## YOUR INSTRUCTIONS
Every record must be transcribed in its entirety, apart from the images, which are to be omitted.

## Dataset records
━━━━━━━━
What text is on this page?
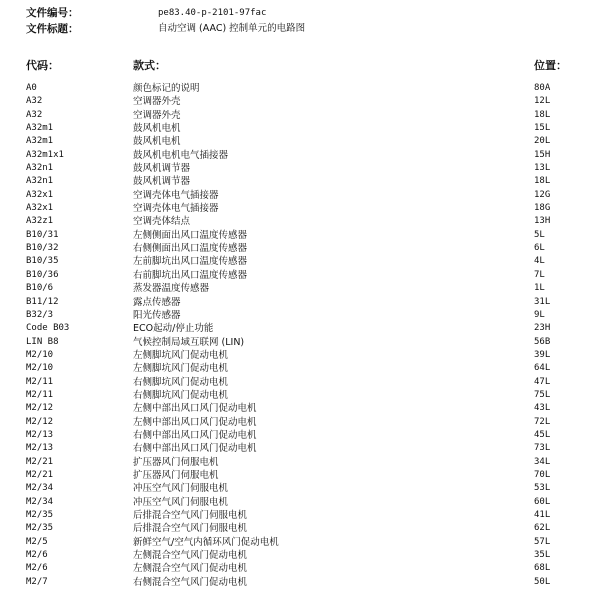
文件编号：	pe83.40-p-2101-97fac
文件标题：	自动空调 (AAC) 控制单元的电路图
代码：	款式：	位置：
A0	颜色标记的说明	80A
A32	空调器外壳	12L
A32	空调器外壳	18L
A32m1	鼓风机电机	15L
A32m1	鼓风机电机	20L
A32m1x1	鼓风机电机电气插接器	15H
A32n1	鼓风机调节器	13L
A32n1	鼓风机调节器	18L
A32x1	空调壳体电气插接器	12G
A32x1	空调壳体电气插接器	18G
A32z1	空调壳体结点	13H
B10/31	左侧侧面出风口温度传感器	5L
B10/32	右侧侧面出风口温度传感器	6L
B10/35	左前脚坑出风口温度传感器	4L
B10/36	右前脚坑出风口温度传感器	7L
B10/6	蒸发器温度传感器	1L
B11/12	露点传感器	31L
B32/3	阳光传感器	9L
Code B03	ECO起动/停止功能	23H
LIN B8	气候控制局域互联网 (LIN)	56B
M2/10	左侧脚坑风门促动电机	39L
M2/10	左侧脚坑风门促动电机	64L
M2/11	右侧脚坑风门促动电机	47L
M2/11	右侧脚坑风门促动电机	75L
M2/12	左侧中部出风口风门促动电机	43L
M2/12	左侧中部出风口风门促动电机	72L
M2/13	右侧中部出风口风门促动电机	45L
M2/13	右侧中部出风口风门促动电机	73L
M2/21	扩压器风门伺服电机	34L
M2/21	扩压器风门伺服电机	70L
M2/34	冲压空气风门伺服电机	53L
M2/34	冲压空气风门伺服电机	60L
M2/35	后排混合空气风门伺服电机	41L
M2/35	后排混合空气风门伺服电机	62L
M2/5	新鲜空气/空气内循环风门促动电机	57L
M2/6	左侧混合空气风门促动电机	35L
M2/6	左侧混合空气风门促动电机	68L
M2/7	右侧混合空气风门促动电机	50L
━━━━━━━━
## COMPLETED TASK
What text is on this page?
文件编号：	pe83.40-p-2101-97fac
文件标题：	自动空调 (AAC) 控制单元的电路图
代码：	款式：	位置：
A0	颜色标记的说明	80A
A32	空调器外壳	12L
A32	空调器外壳	18L
A32m1	鼓风机电机	15L
A32m1	鼓风机电机	20L
A32m1x1	鼓风机电机电气插接器	15H
A32n1	鼓风机调节器	13L
A32n1	鼓风机调节器	18L
A32x1	空调壳体电气插接器	12G
A32x1	空调壳体电气插接器	18G
A32z1	空调壳体结点	13H
B10/31	左侧侧面出风口温度传感器	5L
B10/32	右侧侧面出风口温度传感器	6L
B10/35	左前脚坑出风口温度传感器	4L
B10/36	右前脚坑出风口温度传感器	7L
B10/6	蒸发器温度传感器	1L
B11/12	露点传感器	31L
B32/3	阳光传感器	9L
Code B03	ECO起动/停止功能	23H
LIN B8	气候控制局域互联网 (LIN)	56B
M2/10	左侧脚坑风门促动电机	39L
M2/10	左侧脚坑风门促动电机	64L
M2/11	右侧脚坑风门促动电机	47L
M2/11	右侧脚坑风门促动电机	75L
M2/12	左侧中部出风口风门促动电机	43L
M2/12	左侧中部出风口风门促动电机	72L
M2/13	右侧中部出风口风门促动电机	45L
M2/13	右侧中部出风口风门促动电机	73L
M2/21	扩压器风门伺服电机	34L
M2/21	扩压器风门伺服电机	70L
M2/34	冲压空气风门伺服电机	53L
M2/34	冲压空气风门伺服电机	60L
M2/35	后排混合空气风门伺服电机	41L
M2/35	后排混合空气风门伺服电机	62L
M2/5	新鲜空气/空气内循环风门促动电机	57L
M2/6	左侧混合空气风门促动电机	35L
M2/6	左侧混合空气风门促动电机	68L
M2/7	右侧混合空气风门促动电机	50L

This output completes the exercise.